▶ [TASK STATEMENT]: Please transcribe the data below exactly. Leave the pictures out.

>> begin ROWS

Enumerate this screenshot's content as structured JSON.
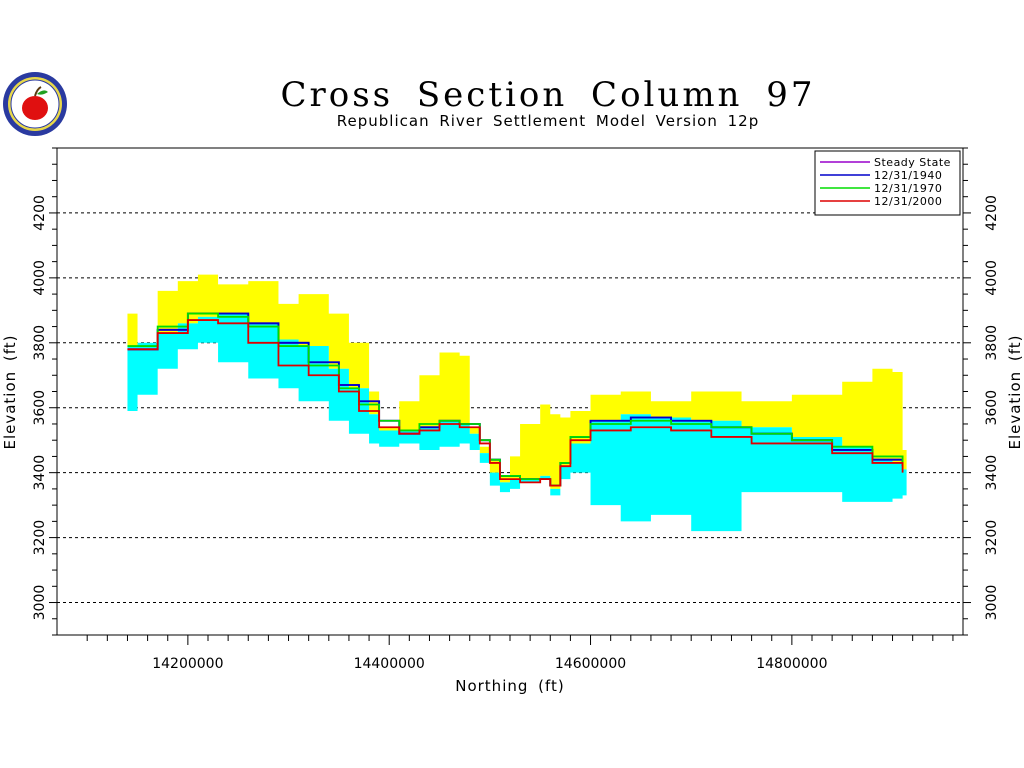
{
  "logo": {
    "icon": "apple-seal-logo-icon"
  },
  "chart_data": {
    "type": "area",
    "title": "Cross Section Column 97",
    "subtitle": "Republican River Settlement Model Version 12p",
    "xlabel": "Northing (ft)",
    "ylabel": "Elevation (ft)",
    "xlim": [
      14070000,
      14970000
    ],
    "ylim": [
      2900,
      4400
    ],
    "xticks": [
      14200000,
      14400000,
      14600000,
      14800000
    ],
    "xtick_labels": [
      "14200000",
      "14400000",
      "14600000",
      "14800000"
    ],
    "yticks": [
      3000,
      3200,
      3400,
      3600,
      3800,
      4000,
      4200
    ],
    "ytick_labels": [
      "3000",
      "3200",
      "3400",
      "3600",
      "3800",
      "4000",
      "4200"
    ],
    "grid": "horizontal dashed",
    "legend_position": "top-right",
    "colors": {
      "layer1": "#ffff00",
      "layer2": "#00ffff",
      "steady_state": "#9900cc",
      "y1940": "#0000cc",
      "y1970": "#00dd00",
      "y2000": "#dd0000"
    },
    "layers": [
      {
        "name": "layer1",
        "x": [
          14140000,
          14150000,
          14170000,
          14190000,
          14210000,
          14230000,
          14260000,
          14290000,
          14310000,
          14340000,
          14360000,
          14380000,
          14390000,
          14410000,
          14430000,
          14450000,
          14470000,
          14480000,
          14490000,
          14500000,
          14510000,
          14520000,
          14530000,
          14540000,
          14550000,
          14560000,
          14570000,
          14580000,
          14600000,
          14630000,
          14660000,
          14700000,
          14750000,
          14800000,
          14850000,
          14880000,
          14900000,
          14910000
        ],
        "top": [
          3890,
          3800,
          3960,
          3990,
          4010,
          3980,
          3990,
          3920,
          3950,
          3890,
          3800,
          3650,
          3540,
          3620,
          3700,
          3770,
          3760,
          3540,
          3480,
          3440,
          3390,
          3450,
          3550,
          3550,
          3610,
          3580,
          3570,
          3590,
          3640,
          3650,
          3620,
          3650,
          3620,
          3640,
          3680,
          3720,
          3710,
          3470
        ],
        "bottom": [
          3790,
          3800,
          3830,
          3860,
          3880,
          3890,
          3860,
          3810,
          3790,
          3720,
          3660,
          3580,
          3530,
          3530,
          3540,
          3560,
          3550,
          3520,
          3460,
          3400,
          3370,
          3380,
          3380,
          3380,
          3390,
          3350,
          3420,
          3490,
          3560,
          3580,
          3570,
          3560,
          3540,
          3510,
          3480,
          3440,
          3430,
          3410
        ]
      },
      {
        "name": "layer2",
        "x": [
          14140000,
          14150000,
          14170000,
          14190000,
          14210000,
          14230000,
          14260000,
          14290000,
          14310000,
          14340000,
          14360000,
          14380000,
          14390000,
          14410000,
          14430000,
          14450000,
          14470000,
          14480000,
          14490000,
          14500000,
          14510000,
          14520000,
          14530000,
          14540000,
          14550000,
          14560000,
          14570000,
          14580000,
          14600000,
          14630000,
          14660000,
          14700000,
          14750000,
          14800000,
          14850000,
          14880000,
          14900000,
          14910000
        ],
        "top": [
          3790,
          3800,
          3830,
          3860,
          3880,
          3890,
          3860,
          3810,
          3790,
          3720,
          3660,
          3580,
          3530,
          3530,
          3540,
          3560,
          3550,
          3520,
          3460,
          3400,
          3370,
          3380,
          3380,
          3380,
          3390,
          3350,
          3420,
          3490,
          3560,
          3580,
          3570,
          3560,
          3540,
          3510,
          3480,
          3440,
          3430,
          3410
        ],
        "bottom": [
          3590,
          3640,
          3720,
          3780,
          3800,
          3740,
          3690,
          3660,
          3620,
          3560,
          3520,
          3490,
          3480,
          3490,
          3470,
          3480,
          3490,
          3470,
          3430,
          3360,
          3340,
          3350,
          3370,
          3370,
          3380,
          3330,
          3380,
          3400,
          3300,
          3250,
          3270,
          3220,
          3340,
          3340,
          3310,
          3310,
          3320,
          3330
        ]
      }
    ],
    "series": [
      {
        "name": "Steady State",
        "x": [
          14140000,
          14170000,
          14200000,
          14230000,
          14260000,
          14290000,
          14320000,
          14350000,
          14370000,
          14390000,
          14410000,
          14430000,
          14450000,
          14470000,
          14490000,
          14500000,
          14510000,
          14530000,
          14550000,
          14560000,
          14570000,
          14580000,
          14600000,
          14640000,
          14680000,
          14720000,
          14760000,
          14800000,
          14840000,
          14880000,
          14910000
        ],
        "values": [
          3780,
          3840,
          3890,
          3890,
          3860,
          3800,
          3740,
          3670,
          3620,
          3560,
          3520,
          3540,
          3560,
          3550,
          3500,
          3440,
          3390,
          3380,
          3380,
          3360,
          3430,
          3510,
          3560,
          3570,
          3560,
          3540,
          3520,
          3500,
          3470,
          3440,
          3420
        ]
      },
      {
        "name": "12/31/1940",
        "x": [
          14140000,
          14170000,
          14200000,
          14230000,
          14260000,
          14290000,
          14320000,
          14350000,
          14370000,
          14390000,
          14410000,
          14430000,
          14450000,
          14470000,
          14490000,
          14500000,
          14510000,
          14530000,
          14550000,
          14560000,
          14570000,
          14580000,
          14600000,
          14640000,
          14680000,
          14720000,
          14760000,
          14800000,
          14840000,
          14880000,
          14910000
        ],
        "values": [
          3780,
          3840,
          3890,
          3890,
          3860,
          3800,
          3740,
          3670,
          3620,
          3560,
          3520,
          3540,
          3560,
          3550,
          3500,
          3440,
          3390,
          3380,
          3380,
          3360,
          3430,
          3510,
          3560,
          3570,
          3560,
          3540,
          3520,
          3500,
          3470,
          3440,
          3420
        ]
      },
      {
        "name": "12/31/1970",
        "x": [
          14140000,
          14170000,
          14200000,
          14230000,
          14260000,
          14290000,
          14320000,
          14350000,
          14370000,
          14390000,
          14410000,
          14430000,
          14450000,
          14470000,
          14490000,
          14500000,
          14510000,
          14530000,
          14550000,
          14560000,
          14570000,
          14580000,
          14600000,
          14640000,
          14680000,
          14720000,
          14760000,
          14800000,
          14840000,
          14880000,
          14910000
        ],
        "values": [
          3790,
          3850,
          3890,
          3880,
          3850,
          3790,
          3730,
          3660,
          3610,
          3560,
          3530,
          3550,
          3560,
          3550,
          3500,
          3440,
          3390,
          3380,
          3380,
          3360,
          3430,
          3510,
          3550,
          3560,
          3550,
          3540,
          3520,
          3500,
          3480,
          3450,
          3420
        ]
      },
      {
        "name": "12/31/2000",
        "x": [
          14140000,
          14170000,
          14200000,
          14230000,
          14260000,
          14290000,
          14320000,
          14350000,
          14370000,
          14390000,
          14410000,
          14430000,
          14450000,
          14470000,
          14490000,
          14500000,
          14510000,
          14530000,
          14550000,
          14560000,
          14570000,
          14580000,
          14600000,
          14640000,
          14680000,
          14720000,
          14760000,
          14800000,
          14840000,
          14880000,
          14910000
        ],
        "values": [
          3780,
          3830,
          3870,
          3860,
          3800,
          3730,
          3700,
          3650,
          3590,
          3540,
          3520,
          3530,
          3550,
          3540,
          3490,
          3430,
          3380,
          3370,
          3380,
          3360,
          3420,
          3500,
          3530,
          3540,
          3530,
          3510,
          3490,
          3490,
          3460,
          3430,
          3400
        ]
      }
    ]
  }
}
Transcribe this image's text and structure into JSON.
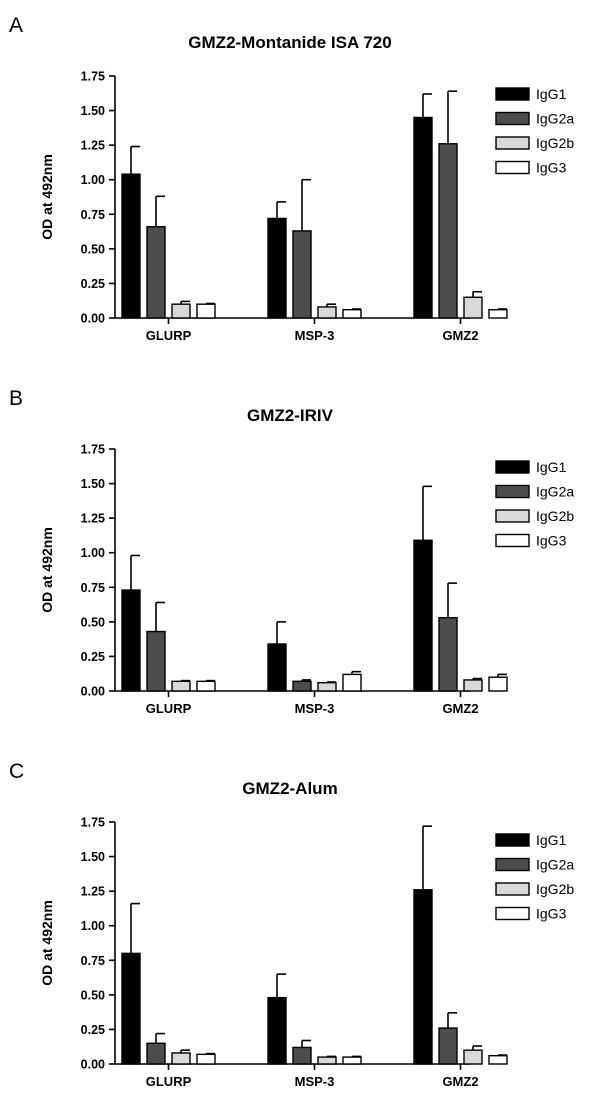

>> end ROWS

▶ [TASK ANSWER]:
Enumerate this screenshot's content as structured JSON.
{
  "logo": {
    "icon": "apple-seal-logo-icon"
  },
  "chart_data": {
    "type": "area",
    "title": "Cross Section Column 97",
    "subtitle": "Republican River Settlement Model Version 12p",
    "xlabel": "Northing (ft)",
    "ylabel": "Elevation (ft)",
    "xlim": [
      14070000,
      14970000
    ],
    "ylim": [
      2900,
      4400
    ],
    "xticks": [
      14200000,
      14400000,
      14600000,
      14800000
    ],
    "xtick_labels": [
      "14200000",
      "14400000",
      "14600000",
      "14800000"
    ],
    "yticks": [
      3000,
      3200,
      3400,
      3600,
      3800,
      4000,
      4200
    ],
    "ytick_labels": [
      "3000",
      "3200",
      "3400",
      "3600",
      "3800",
      "4000",
      "4200"
    ],
    "grid": "horizontal dashed",
    "legend_position": "top-right",
    "colors": {
      "layer1": "#ffff00",
      "layer2": "#00ffff",
      "steady_state": "#9900cc",
      "y1940": "#0000cc",
      "y1970": "#00dd00",
      "y2000": "#dd0000"
    },
    "layers": [
      {
        "name": "layer1",
        "x": [
          14140000,
          14150000,
          14170000,
          14190000,
          14210000,
          14230000,
          14260000,
          14290000,
          14310000,
          14340000,
          14360000,
          14380000,
          14390000,
          14410000,
          14430000,
          14450000,
          14470000,
          14480000,
          14490000,
          14500000,
          14510000,
          14520000,
          14530000,
          14540000,
          14550000,
          14560000,
          14570000,
          14580000,
          14600000,
          14630000,
          14660000,
          14700000,
          14750000,
          14800000,
          14850000,
          14880000,
          14900000,
          14910000
        ],
        "top": [
          3890,
          3800,
          3960,
          3990,
          4010,
          3980,
          3990,
          3920,
          3950,
          3890,
          3800,
          3650,
          3540,
          3620,
          3700,
          3770,
          3760,
          3540,
          3480,
          3440,
          3390,
          3450,
          3550,
          3550,
          3610,
          3580,
          3570,
          3590,
          3640,
          3650,
          3620,
          3650,
          3620,
          3640,
          3680,
          3720,
          3710,
          3470
        ],
        "bottom": [
          3790,
          3800,
          3830,
          3860,
          3880,
          3890,
          3860,
          3810,
          3790,
          3720,
          3660,
          3580,
          3530,
          3530,
          3540,
          3560,
          3550,
          3520,
          3460,
          3400,
          3370,
          3380,
          3380,
          3380,
          3390,
          3350,
          3420,
          3490,
          3560,
          3580,
          3570,
          3560,
          3540,
          3510,
          3480,
          3440,
          3430,
          3410
        ]
      },
      {
        "name": "layer2",
        "x": [
          14140000,
          14150000,
          14170000,
          14190000,
          14210000,
          14230000,
          14260000,
          14290000,
          14310000,
          14340000,
          14360000,
          14380000,
          14390000,
          14410000,
          14430000,
          14450000,
          14470000,
          14480000,
          14490000,
          14500000,
          14510000,
          14520000,
          14530000,
          14540000,
          14550000,
          14560000,
          14570000,
          14580000,
          14600000,
          14630000,
          14660000,
          14700000,
          14750000,
          14800000,
          14850000,
          14880000,
          14900000,
          14910000
        ],
        "top": [
          3790,
          3800,
          3830,
          3860,
          3880,
          3890,
          3860,
          3810,
          3790,
          3720,
          3660,
          3580,
          3530,
          3530,
          3540,
          3560,
          3550,
          3520,
          3460,
          3400,
          3370,
          3380,
          3380,
          3380,
          3390,
          3350,
          3420,
          3490,
          3560,
          3580,
          3570,
          3560,
          3540,
          3510,
          3480,
          3440,
          3430,
          3410
        ],
        "bottom": [
          3590,
          3640,
          3720,
          3780,
          3800,
          3740,
          3690,
          3660,
          3620,
          3560,
          3520,
          3490,
          3480,
          3490,
          3470,
          3480,
          3490,
          3470,
          3430,
          3360,
          3340,
          3350,
          3370,
          3370,
          3380,
          3330,
          3380,
          3400,
          3300,
          3250,
          3270,
          3220,
          3340,
          3340,
          3310,
          3310,
          3320,
          3330
        ]
      }
    ],
    "series": [
      {
        "name": "Steady State",
        "x": [
          14140000,
          14170000,
          14200000,
          14230000,
          14260000,
          14290000,
          14320000,
          14350000,
          14370000,
          14390000,
          14410000,
          14430000,
          14450000,
          14470000,
          14490000,
          14500000,
          14510000,
          14530000,
          14550000,
          14560000,
          14570000,
          14580000,
          14600000,
          14640000,
          14680000,
          14720000,
          14760000,
          14800000,
          14840000,
          14880000,
          14910000
        ],
        "values": [
          3780,
          3840,
          3890,
          3890,
          3860,
          3800,
          3740,
          3670,
          3620,
          3560,
          3520,
          3540,
          3560,
          3550,
          3500,
          3440,
          3390,
          3380,
          3380,
          3360,
          3430,
          3510,
          3560,
          3570,
          3560,
          3540,
          3520,
          3500,
          3470,
          3440,
          3420
        ]
      },
      {
        "name": "12/31/1940",
        "x": [
          14140000,
          14170000,
          14200000,
          14230000,
          14260000,
          14290000,
          14320000,
          14350000,
          14370000,
          14390000,
          14410000,
          14430000,
          14450000,
          14470000,
          14490000,
          14500000,
          14510000,
          14530000,
          14550000,
          14560000,
          14570000,
          14580000,
          14600000,
          14640000,
          14680000,
          14720000,
          14760000,
          14800000,
          14840000,
          14880000,
          14910000
        ],
        "values": [
          3780,
          3840,
          3890,
          3890,
          3860,
          3800,
          3740,
          3670,
          3620,
          3560,
          3520,
          3540,
          3560,
          3550,
          3500,
          3440,
          3390,
          3380,
          3380,
          3360,
          3430,
          3510,
          3560,
          3570,
          3560,
          3540,
          3520,
          3500,
          3470,
          3440,
          3420
        ]
      },
      {
        "name": "12/31/1970",
        "x": [
          14140000,
          14170000,
          14200000,
          14230000,
          14260000,
          14290000,
          14320000,
          14350000,
          14370000,
          14390000,
          14410000,
          14430000,
          14450000,
          14470000,
          14490000,
          14500000,
          14510000,
          14530000,
          14550000,
          14560000,
          14570000,
          14580000,
          14600000,
          14640000,
          14680000,
          14720000,
          14760000,
          14800000,
          14840000,
          14880000,
          14910000
        ],
        "values": [
          3790,
          3850,
          3890,
          3880,
          3850,
          3790,
          3730,
          3660,
          3610,
          3560,
          3530,
          3550,
          3560,
          3550,
          3500,
          3440,
          3390,
          3380,
          3380,
          3360,
          3430,
          3510,
          3550,
          3560,
          3550,
          3540,
          3520,
          3500,
          3480,
          3450,
          3420
        ]
      },
      {
        "name": "12/31/2000",
        "x": [
          14140000,
          14170000,
          14200000,
          14230000,
          14260000,
          14290000,
          14320000,
          14350000,
          14370000,
          14390000,
          14410000,
          14430000,
          14450000,
          14470000,
          14490000,
          14500000,
          14510000,
          14530000,
          14550000,
          14560000,
          14570000,
          14580000,
          14600000,
          14640000,
          14680000,
          14720000,
          14760000,
          14800000,
          14840000,
          14880000,
          14910000
        ],
        "values": [
          3780,
          3830,
          3870,
          3860,
          3800,
          3730,
          3700,
          3650,
          3590,
          3540,
          3520,
          3530,
          3550,
          3540,
          3490,
          3430,
          3380,
          3370,
          3380,
          3360,
          3420,
          3500,
          3530,
          3540,
          3530,
          3510,
          3490,
          3490,
          3460,
          3430,
          3400
        ]
      }
    ]
  }
}
Transcribe this image's text and structure into JSON.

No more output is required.